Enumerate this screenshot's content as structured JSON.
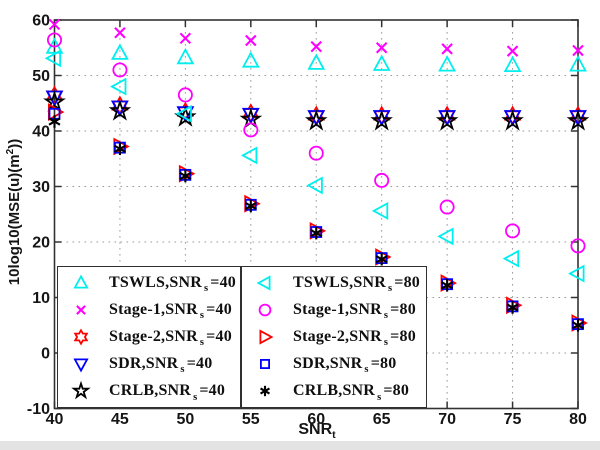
{
  "chart_data": {
    "type": "scatter",
    "title": "",
    "xlabel": {
      "pre": "SNR",
      "sub": "t"
    },
    "ylabel": {
      "pre": "10log10(MSE(u)(m",
      "sup": "2",
      "post": "))"
    },
    "xlim": [
      40,
      80
    ],
    "ylim": [
      -10,
      60
    ],
    "xticks": [
      "40",
      "45",
      "50",
      "55",
      "60",
      "65",
      "70",
      "75",
      "80"
    ],
    "yticks": [
      "-10",
      "0",
      "10",
      "20",
      "30",
      "40",
      "50",
      "60"
    ],
    "grid": true,
    "legend_position": "two boxes, bottom inside plot",
    "x": [
      40,
      45,
      50,
      55,
      60,
      65,
      70,
      75,
      80
    ],
    "series": [
      {
        "key": "tswls-snr40",
        "label": {
          "pre": "TSWLS,SNR",
          "sub": "s",
          "post": "=40"
        },
        "marker": "triangle-up",
        "color": "#00EEEE",
        "legend_box": 0,
        "values": [
          55.1,
          54.0,
          53.2,
          52.6,
          52.2,
          52.0,
          51.9,
          51.8,
          51.9
        ]
      },
      {
        "key": "stage1-snr40",
        "label": {
          "pre": "Stage-1,SNR",
          "sub": "s",
          "post": "=40"
        },
        "marker": "x",
        "color": "#FF00FF",
        "legend_box": 0,
        "values": [
          59.2,
          57.7,
          56.7,
          56.3,
          55.2,
          55.0,
          54.8,
          54.4,
          54.5
        ]
      },
      {
        "key": "stage2-snr40",
        "label": {
          "pre": "Stage-2,SNR",
          "sub": "s",
          "post": "=40"
        },
        "marker": "hexagram",
        "color": "#FF0000",
        "legend_box": 0,
        "values": [
          46.4,
          44.6,
          43.5,
          43.2,
          42.8,
          42.8,
          42.8,
          42.8,
          42.8
        ]
      },
      {
        "key": "sdr-snr40",
        "label": {
          "pre": "SDR,SNR",
          "sub": "s",
          "post": "=40"
        },
        "marker": "triangle-down",
        "color": "#0000FF",
        "legend_box": 0,
        "values": [
          46.1,
          44.3,
          43.3,
          43.0,
          42.6,
          42.6,
          42.6,
          42.6,
          42.6
        ]
      },
      {
        "key": "crlb-snr40",
        "label": {
          "pre": "CRLB,SNR",
          "sub": "s",
          "post": "=40"
        },
        "marker": "pentagram",
        "color": "#000000",
        "legend_box": 0,
        "values": [
          45.2,
          43.6,
          42.5,
          42.1,
          41.8,
          41.8,
          41.8,
          41.8,
          41.8
        ]
      },
      {
        "key": "tswls-snr80",
        "label": {
          "pre": "TSWLS,SNR",
          "sub": "s",
          "post": "=80"
        },
        "marker": "triangle-left",
        "color": "#00EEEE",
        "legend_box": 1,
        "values": [
          53.1,
          48.0,
          43.1,
          35.6,
          30.2,
          25.6,
          21.0,
          17.0,
          14.3
        ]
      },
      {
        "key": "stage1-snr80",
        "label": {
          "pre": "Stage-1,SNR",
          "sub": "s",
          "post": "=80"
        },
        "marker": "circle",
        "color": "#FF00FF",
        "legend_box": 1,
        "values": [
          56.4,
          51.0,
          46.5,
          40.2,
          36.0,
          31.1,
          26.3,
          22.0,
          19.3
        ]
      },
      {
        "key": "stage2-snr80",
        "label": {
          "pre": "Stage-2,SNR",
          "sub": "s",
          "post": "=80"
        },
        "marker": "triangle-right",
        "color": "#FF0000",
        "legend_box": 1,
        "values": [
          43.4,
          37.2,
          32.3,
          26.9,
          22.0,
          17.3,
          12.6,
          8.6,
          5.4
        ]
      },
      {
        "key": "sdr-snr80",
        "label": {
          "pre": "SDR,SNR",
          "sub": "s",
          "post": "=80"
        },
        "marker": "square",
        "color": "#0000FF",
        "legend_box": 1,
        "values": [
          43.1,
          37.0,
          32.1,
          26.7,
          21.8,
          17.1,
          12.4,
          8.4,
          5.2
        ]
      },
      {
        "key": "crlb-snr80",
        "label": {
          "pre": "CRLB,SNR",
          "sub": "s",
          "post": "=80"
        },
        "marker": "asterisk",
        "color": "#000000",
        "legend_box": 1,
        "values": [
          41.7,
          36.8,
          31.9,
          26.5,
          21.6,
          16.9,
          12.2,
          8.2,
          5.0
        ]
      }
    ],
    "style": {
      "frame_color": "#333333",
      "grid_color": "#999999",
      "tick_label_color": "#151515",
      "background": "#ffffff"
    }
  }
}
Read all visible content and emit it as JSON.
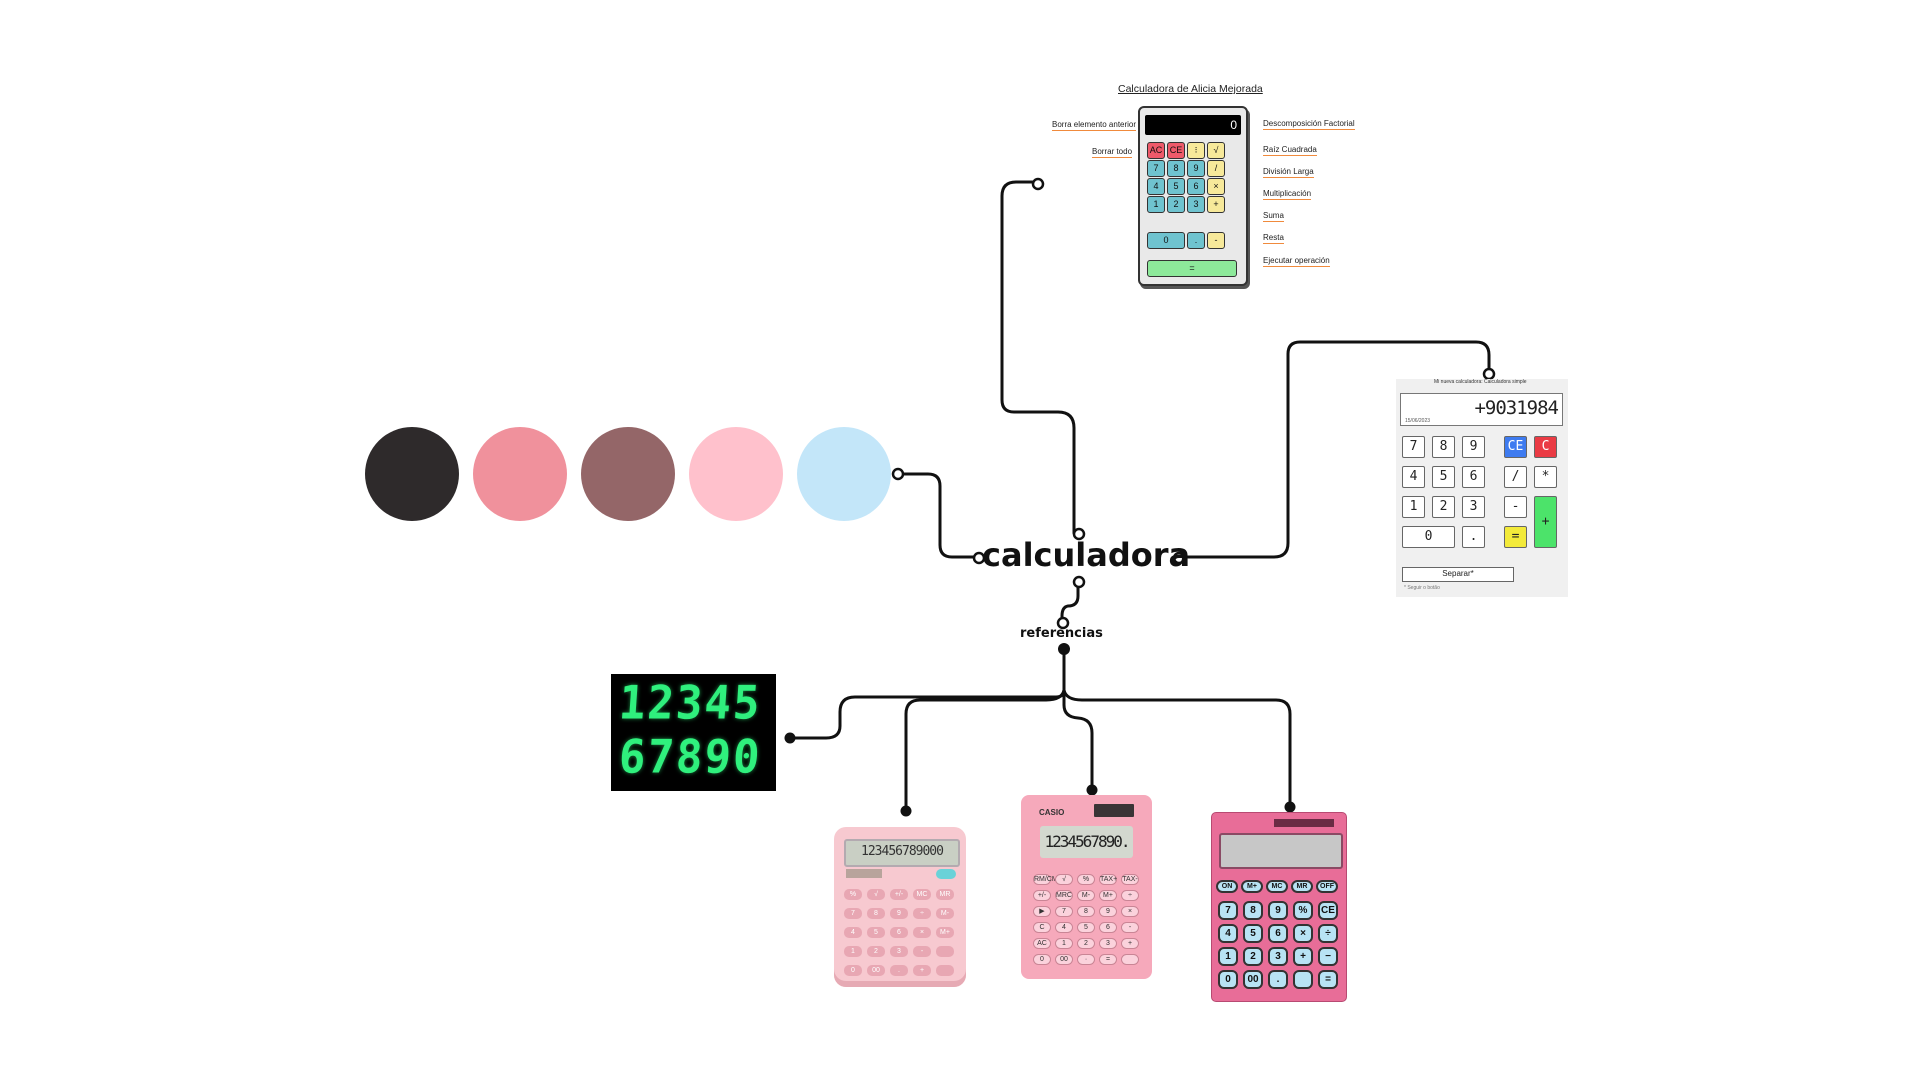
{
  "central_label": "calculadora",
  "sub_label": "referencias",
  "palette": [
    "#2e2a2b",
    "#f0919c",
    "#946668",
    "#ffc1cc",
    "#c3e6f9"
  ],
  "reference_calc": {
    "title": "Calculadora de Alicia Mejorada",
    "display": "0",
    "keys": [
      "AC",
      "CE",
      "⁝",
      "√",
      "7",
      "8",
      "9",
      "/",
      "4",
      "5",
      "6",
      "×",
      "1",
      "2",
      "3",
      "+",
      "0",
      ".",
      "-",
      "="
    ],
    "annotations_left": [
      "Borra elemento anterior",
      "Borrar todo"
    ],
    "annotations_right": [
      "Descomposición Factorial",
      "Raíz Cuadrada",
      "División Larga",
      "Multiplicación",
      "Suma",
      "Resta",
      "Ejecutar operación"
    ]
  },
  "screenshot_calc": {
    "title": "Mi nueva calculadora: Calculadora simple",
    "value": "+9031984",
    "date": "15/06/2023",
    "keys": [
      "7",
      "8",
      "9",
      "CE",
      "C",
      "4",
      "5",
      "6",
      "/",
      "*",
      "1",
      "2",
      "3",
      "-",
      "0",
      ".",
      "=",
      "+"
    ],
    "separate_label": "Separar*",
    "hint": "* Seguir o botão"
  },
  "digital_display": {
    "row1": "12345",
    "row2": "67890"
  },
  "pink_calc_1": {
    "display": "123456789000",
    "keys": [
      "%",
      "√",
      "+/-",
      "MC",
      "MR",
      "7",
      "8",
      "9",
      "÷",
      "M-",
      "4",
      "5",
      "6",
      "×",
      "M+",
      "1",
      "2",
      "3",
      "-",
      "",
      "0",
      "00",
      ".",
      "+",
      ""
    ]
  },
  "pink_calc_2": {
    "brand": "CASIO",
    "display": "1234567890.",
    "keys": [
      "RM/CM",
      "√",
      "%",
      "TAX+",
      "TAX-",
      "+/-",
      "MRC",
      "M-",
      "M+",
      "÷",
      "▶",
      "7",
      "8",
      "9",
      "×",
      "C",
      "4",
      "5",
      "6",
      "-",
      "AC",
      "1",
      "2",
      "3",
      "+",
      "0",
      "00",
      "·",
      "=",
      ""
    ]
  },
  "pink_calc_3": {
    "top_keys": [
      "ON",
      "M+",
      "MC",
      "MR",
      "OFF"
    ],
    "keys": [
      "7",
      "8",
      "9",
      "%",
      "CE",
      "4",
      "5",
      "6",
      "×",
      "÷",
      "1",
      "2",
      "3",
      "+",
      "−",
      "0",
      "00",
      ".",
      "",
      "="
    ]
  }
}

Requirements: Copy out the data above exactly, except the pictures.

Response:
Enumerate this screenshot's content as structured JSON.
{
  "chart_data": {
    "type": "scatter",
    "title": "",
    "xlabel": {
      "pre": "SNR",
      "sub": "t"
    },
    "ylabel": {
      "pre": "10log10(MSE(u)(m",
      "sup": "2",
      "post": "))"
    },
    "xlim": [
      40,
      80
    ],
    "ylim": [
      -10,
      60
    ],
    "xticks": [
      "40",
      "45",
      "50",
      "55",
      "60",
      "65",
      "70",
      "75",
      "80"
    ],
    "yticks": [
      "-10",
      "0",
      "10",
      "20",
      "30",
      "40",
      "50",
      "60"
    ],
    "grid": true,
    "legend_position": "two boxes, bottom inside plot",
    "x": [
      40,
      45,
      50,
      55,
      60,
      65,
      70,
      75,
      80
    ],
    "series": [
      {
        "key": "tswls-snr40",
        "label": {
          "pre": "TSWLS,SNR",
          "sub": "s",
          "post": "=40"
        },
        "marker": "triangle-up",
        "color": "#00EEEE",
        "legend_box": 0,
        "values": [
          55.1,
          54.0,
          53.2,
          52.6,
          52.2,
          52.0,
          51.9,
          51.8,
          51.9
        ]
      },
      {
        "key": "stage1-snr40",
        "label": {
          "pre": "Stage-1,SNR",
          "sub": "s",
          "post": "=40"
        },
        "marker": "x",
        "color": "#FF00FF",
        "legend_box": 0,
        "values": [
          59.2,
          57.7,
          56.7,
          56.3,
          55.2,
          55.0,
          54.8,
          54.4,
          54.5
        ]
      },
      {
        "key": "stage2-snr40",
        "label": {
          "pre": "Stage-2,SNR",
          "sub": "s",
          "post": "=40"
        },
        "marker": "hexagram",
        "color": "#FF0000",
        "legend_box": 0,
        "values": [
          46.4,
          44.6,
          43.5,
          43.2,
          42.8,
          42.8,
          42.8,
          42.8,
          42.8
        ]
      },
      {
        "key": "sdr-snr40",
        "label": {
          "pre": "SDR,SNR",
          "sub": "s",
          "post": "=40"
        },
        "marker": "triangle-down",
        "color": "#0000FF",
        "legend_box": 0,
        "values": [
          46.1,
          44.3,
          43.3,
          43.0,
          42.6,
          42.6,
          42.6,
          42.6,
          42.6
        ]
      },
      {
        "key": "crlb-snr40",
        "label": {
          "pre": "CRLB,SNR",
          "sub": "s",
          "post": "=40"
        },
        "marker": "pentagram",
        "color": "#000000",
        "legend_box": 0,
        "values": [
          45.2,
          43.6,
          42.5,
          42.1,
          41.8,
          41.8,
          41.8,
          41.8,
          41.8
        ]
      },
      {
        "key": "tswls-snr80",
        "label": {
          "pre": "TSWLS,SNR",
          "sub": "s",
          "post": "=80"
        },
        "marker": "triangle-left",
        "color": "#00EEEE",
        "legend_box": 1,
        "values": [
          53.1,
          48.0,
          43.1,
          35.6,
          30.2,
          25.6,
          21.0,
          17.0,
          14.3
        ]
      },
      {
        "key": "stage1-snr80",
        "label": {
          "pre": "Stage-1,SNR",
          "sub": "s",
          "post": "=80"
        },
        "marker": "circle",
        "color": "#FF00FF",
        "legend_box": 1,
        "values": [
          56.4,
          51.0,
          46.5,
          40.2,
          36.0,
          31.1,
          26.3,
          22.0,
          19.3
        ]
      },
      {
        "key": "stage2-snr80",
        "label": {
          "pre": "Stage-2,SNR",
          "sub": "s",
          "post": "=80"
        },
        "marker": "triangle-right",
        "color": "#FF0000",
        "legend_box": 1,
        "values": [
          43.4,
          37.2,
          32.3,
          26.9,
          22.0,
          17.3,
          12.6,
          8.6,
          5.4
        ]
      },
      {
        "key": "sdr-snr80",
        "label": {
          "pre": "SDR,SNR",
          "sub": "s",
          "post": "=80"
        },
        "marker": "square",
        "color": "#0000FF",
        "legend_box": 1,
        "values": [
          43.1,
          37.0,
          32.1,
          26.7,
          21.8,
          17.1,
          12.4,
          8.4,
          5.2
        ]
      },
      {
        "key": "crlb-snr80",
        "label": {
          "pre": "CRLB,SNR",
          "sub": "s",
          "post": "=80"
        },
        "marker": "asterisk",
        "color": "#000000",
        "legend_box": 1,
        "values": [
          41.7,
          36.8,
          31.9,
          26.5,
          21.6,
          16.9,
          12.2,
          8.2,
          5.0
        ]
      }
    ],
    "style": {
      "frame_color": "#333333",
      "grid_color": "#999999",
      "tick_label_color": "#151515",
      "background": "#ffffff"
    }
  }
}
Read all visible content and emit it as JSON.
{
  "central_label": "calculadora",
  "sub_label": "referencias",
  "palette": [
    "#2e2a2b",
    "#f0919c",
    "#946668",
    "#ffc1cc",
    "#c3e6f9"
  ],
  "reference_calc": {
    "title": "Calculadora de Alicia Mejorada",
    "display": "0",
    "keys": [
      "AC",
      "CE",
      "⁝",
      "√",
      "7",
      "8",
      "9",
      "/",
      "4",
      "5",
      "6",
      "×",
      "1",
      "2",
      "3",
      "+",
      "0",
      ".",
      "-",
      "="
    ],
    "annotations_left": [
      "Borra elemento anterior",
      "Borrar todo"
    ],
    "annotations_right": [
      "Descomposición Factorial",
      "Raíz Cuadrada",
      "División Larga",
      "Multiplicación",
      "Suma",
      "Resta",
      "Ejecutar operación"
    ]
  },
  "screenshot_calc": {
    "title": "Mi nueva calculadora: Calculadora simple",
    "value": "+9031984",
    "date": "15/06/2023",
    "keys": [
      "7",
      "8",
      "9",
      "CE",
      "C",
      "4",
      "5",
      "6",
      "/",
      "*",
      "1",
      "2",
      "3",
      "-",
      "0",
      ".",
      "=",
      "+"
    ],
    "separate_label": "Separar*",
    "hint": "* Seguir o botão"
  },
  "digital_display": {
    "row1": "12345",
    "row2": "67890"
  },
  "pink_calc_1": {
    "display": "123456789000",
    "keys": [
      "%",
      "√",
      "+/-",
      "MC",
      "MR",
      "7",
      "8",
      "9",
      "÷",
      "M-",
      "4",
      "5",
      "6",
      "×",
      "M+",
      "1",
      "2",
      "3",
      "-",
      "",
      "0",
      "00",
      ".",
      "+",
      ""
    ]
  },
  "pink_calc_2": {
    "brand": "CASIO",
    "display": "1234567890.",
    "keys": [
      "RM/CM",
      "√",
      "%",
      "TAX+",
      "TAX-",
      "+/-",
      "MRC",
      "M-",
      "M+",
      "÷",
      "▶",
      "7",
      "8",
      "9",
      "×",
      "C",
      "4",
      "5",
      "6",
      "-",
      "AC",
      "1",
      "2",
      "3",
      "+",
      "0",
      "00",
      "·",
      "=",
      ""
    ]
  },
  "pink_calc_3": {
    "top_keys": [
      "ON",
      "M+",
      "MC",
      "MR",
      "OFF"
    ],
    "keys": [
      "7",
      "8",
      "9",
      "%",
      "CE",
      "4",
      "5",
      "6",
      "×",
      "÷",
      "1",
      "2",
      "3",
      "+",
      "−",
      "0",
      "00",
      ".",
      "",
      "="
    ]
  }
}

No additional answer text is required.